• [Record list]
◇ ◇ ◇ ◇
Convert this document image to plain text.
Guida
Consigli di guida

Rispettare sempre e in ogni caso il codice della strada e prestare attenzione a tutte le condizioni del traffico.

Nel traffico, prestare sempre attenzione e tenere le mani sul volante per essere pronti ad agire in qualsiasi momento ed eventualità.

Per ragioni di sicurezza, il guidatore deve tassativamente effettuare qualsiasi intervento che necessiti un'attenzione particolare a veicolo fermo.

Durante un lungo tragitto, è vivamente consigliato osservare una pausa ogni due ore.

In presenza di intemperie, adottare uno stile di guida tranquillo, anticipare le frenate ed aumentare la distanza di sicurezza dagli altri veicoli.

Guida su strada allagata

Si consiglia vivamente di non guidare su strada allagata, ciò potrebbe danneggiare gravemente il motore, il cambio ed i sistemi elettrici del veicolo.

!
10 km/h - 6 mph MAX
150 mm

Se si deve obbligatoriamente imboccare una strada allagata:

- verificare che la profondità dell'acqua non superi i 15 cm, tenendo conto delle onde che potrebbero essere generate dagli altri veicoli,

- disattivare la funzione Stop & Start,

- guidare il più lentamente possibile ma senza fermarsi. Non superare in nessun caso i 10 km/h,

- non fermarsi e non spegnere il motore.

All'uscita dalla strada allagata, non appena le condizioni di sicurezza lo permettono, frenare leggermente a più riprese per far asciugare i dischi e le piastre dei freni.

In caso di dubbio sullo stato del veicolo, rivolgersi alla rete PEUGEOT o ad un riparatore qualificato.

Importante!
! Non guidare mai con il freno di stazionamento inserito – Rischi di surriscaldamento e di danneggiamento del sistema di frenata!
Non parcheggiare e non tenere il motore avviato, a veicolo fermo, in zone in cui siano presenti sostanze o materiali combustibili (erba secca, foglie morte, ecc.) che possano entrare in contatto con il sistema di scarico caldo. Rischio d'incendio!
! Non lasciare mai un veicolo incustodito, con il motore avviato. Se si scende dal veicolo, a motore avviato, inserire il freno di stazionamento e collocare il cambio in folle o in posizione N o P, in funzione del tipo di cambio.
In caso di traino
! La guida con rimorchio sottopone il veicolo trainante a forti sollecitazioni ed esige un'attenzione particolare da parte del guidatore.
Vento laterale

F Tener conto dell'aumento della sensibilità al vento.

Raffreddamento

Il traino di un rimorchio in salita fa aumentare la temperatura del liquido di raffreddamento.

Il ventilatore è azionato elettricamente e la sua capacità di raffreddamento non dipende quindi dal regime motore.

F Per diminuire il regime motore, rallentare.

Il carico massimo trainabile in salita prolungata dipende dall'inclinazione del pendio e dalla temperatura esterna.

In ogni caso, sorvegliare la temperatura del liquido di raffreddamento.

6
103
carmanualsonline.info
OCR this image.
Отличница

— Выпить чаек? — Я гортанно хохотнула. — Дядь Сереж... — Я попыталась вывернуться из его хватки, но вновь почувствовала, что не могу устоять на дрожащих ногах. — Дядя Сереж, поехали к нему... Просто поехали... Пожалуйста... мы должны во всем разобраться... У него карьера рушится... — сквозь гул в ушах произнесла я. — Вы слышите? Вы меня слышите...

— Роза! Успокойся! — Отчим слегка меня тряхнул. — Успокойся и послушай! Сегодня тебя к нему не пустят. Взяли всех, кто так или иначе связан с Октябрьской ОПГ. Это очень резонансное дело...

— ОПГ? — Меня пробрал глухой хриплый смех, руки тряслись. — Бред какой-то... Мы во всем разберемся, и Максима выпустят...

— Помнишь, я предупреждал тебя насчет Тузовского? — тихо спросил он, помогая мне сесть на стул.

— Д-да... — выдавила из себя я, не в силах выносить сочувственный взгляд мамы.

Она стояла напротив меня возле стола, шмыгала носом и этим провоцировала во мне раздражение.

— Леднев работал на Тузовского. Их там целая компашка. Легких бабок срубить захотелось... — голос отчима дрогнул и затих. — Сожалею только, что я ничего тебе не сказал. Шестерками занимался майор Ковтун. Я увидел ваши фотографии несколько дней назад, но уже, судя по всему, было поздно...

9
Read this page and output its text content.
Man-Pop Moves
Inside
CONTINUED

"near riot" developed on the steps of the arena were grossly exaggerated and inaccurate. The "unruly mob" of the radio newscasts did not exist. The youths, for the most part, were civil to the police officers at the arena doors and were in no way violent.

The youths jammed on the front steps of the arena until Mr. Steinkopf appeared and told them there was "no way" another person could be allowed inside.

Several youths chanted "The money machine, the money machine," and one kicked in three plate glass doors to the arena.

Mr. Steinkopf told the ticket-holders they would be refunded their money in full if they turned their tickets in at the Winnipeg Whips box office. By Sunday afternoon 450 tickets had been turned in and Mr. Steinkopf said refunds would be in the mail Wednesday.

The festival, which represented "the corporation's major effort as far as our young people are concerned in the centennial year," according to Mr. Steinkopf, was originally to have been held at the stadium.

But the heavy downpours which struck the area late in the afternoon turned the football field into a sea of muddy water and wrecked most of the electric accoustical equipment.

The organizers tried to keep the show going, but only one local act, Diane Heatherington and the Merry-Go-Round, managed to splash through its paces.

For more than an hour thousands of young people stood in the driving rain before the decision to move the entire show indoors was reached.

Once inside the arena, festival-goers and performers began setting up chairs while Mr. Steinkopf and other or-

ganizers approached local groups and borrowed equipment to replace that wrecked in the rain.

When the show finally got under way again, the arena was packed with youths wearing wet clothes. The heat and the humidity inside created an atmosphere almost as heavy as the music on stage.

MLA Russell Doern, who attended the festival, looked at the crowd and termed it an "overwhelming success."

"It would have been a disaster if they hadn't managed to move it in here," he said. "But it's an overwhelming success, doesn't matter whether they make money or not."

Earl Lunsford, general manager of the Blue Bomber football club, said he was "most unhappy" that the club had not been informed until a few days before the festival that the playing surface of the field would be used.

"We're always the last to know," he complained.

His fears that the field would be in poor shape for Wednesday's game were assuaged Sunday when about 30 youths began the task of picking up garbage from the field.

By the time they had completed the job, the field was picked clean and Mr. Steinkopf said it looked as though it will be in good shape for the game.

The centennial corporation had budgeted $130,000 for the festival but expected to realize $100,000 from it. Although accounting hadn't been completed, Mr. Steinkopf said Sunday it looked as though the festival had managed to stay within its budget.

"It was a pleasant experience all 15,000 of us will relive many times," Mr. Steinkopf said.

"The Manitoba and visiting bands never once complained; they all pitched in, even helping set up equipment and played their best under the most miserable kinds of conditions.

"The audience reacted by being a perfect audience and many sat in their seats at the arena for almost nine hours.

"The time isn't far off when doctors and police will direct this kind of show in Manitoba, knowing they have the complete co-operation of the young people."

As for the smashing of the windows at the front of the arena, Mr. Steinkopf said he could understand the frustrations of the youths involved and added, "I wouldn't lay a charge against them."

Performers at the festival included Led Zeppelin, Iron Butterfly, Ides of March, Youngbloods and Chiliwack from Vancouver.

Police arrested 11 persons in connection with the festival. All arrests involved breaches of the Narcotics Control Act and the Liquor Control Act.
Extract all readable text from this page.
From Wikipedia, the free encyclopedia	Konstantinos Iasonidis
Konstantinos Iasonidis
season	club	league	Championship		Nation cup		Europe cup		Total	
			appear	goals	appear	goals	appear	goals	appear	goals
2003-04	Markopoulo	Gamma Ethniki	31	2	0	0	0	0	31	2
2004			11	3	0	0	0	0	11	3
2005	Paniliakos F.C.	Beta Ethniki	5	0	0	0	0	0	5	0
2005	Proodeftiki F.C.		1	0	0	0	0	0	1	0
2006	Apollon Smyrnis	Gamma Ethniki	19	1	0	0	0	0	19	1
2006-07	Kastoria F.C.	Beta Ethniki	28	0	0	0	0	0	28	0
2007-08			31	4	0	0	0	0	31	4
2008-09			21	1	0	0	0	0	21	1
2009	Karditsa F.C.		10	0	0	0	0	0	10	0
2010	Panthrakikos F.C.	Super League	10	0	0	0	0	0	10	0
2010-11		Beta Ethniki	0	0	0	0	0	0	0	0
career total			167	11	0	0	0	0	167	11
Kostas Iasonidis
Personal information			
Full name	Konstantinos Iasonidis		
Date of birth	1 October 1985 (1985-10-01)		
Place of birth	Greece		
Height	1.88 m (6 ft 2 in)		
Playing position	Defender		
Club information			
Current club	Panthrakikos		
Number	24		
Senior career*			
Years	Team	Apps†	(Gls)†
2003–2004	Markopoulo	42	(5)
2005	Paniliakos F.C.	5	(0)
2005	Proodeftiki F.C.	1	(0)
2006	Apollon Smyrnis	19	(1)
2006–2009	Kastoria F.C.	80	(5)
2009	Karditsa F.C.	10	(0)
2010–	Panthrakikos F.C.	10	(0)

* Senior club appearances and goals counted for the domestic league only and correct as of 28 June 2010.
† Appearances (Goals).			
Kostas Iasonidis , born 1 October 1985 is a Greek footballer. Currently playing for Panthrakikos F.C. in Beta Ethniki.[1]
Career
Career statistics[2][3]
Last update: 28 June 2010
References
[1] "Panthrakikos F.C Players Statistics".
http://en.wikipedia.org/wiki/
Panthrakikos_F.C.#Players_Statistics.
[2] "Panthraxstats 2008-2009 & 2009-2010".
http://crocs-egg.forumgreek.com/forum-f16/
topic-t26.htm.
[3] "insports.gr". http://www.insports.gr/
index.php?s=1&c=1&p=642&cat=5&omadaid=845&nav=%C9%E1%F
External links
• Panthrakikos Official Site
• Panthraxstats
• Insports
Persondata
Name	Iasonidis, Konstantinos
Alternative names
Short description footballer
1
◇ ◇ ◇ ◇
• [Problem requirements] Tally the lines of the listing in which the word "тебя" occurs, and state the total alone.

• [Written reply] 2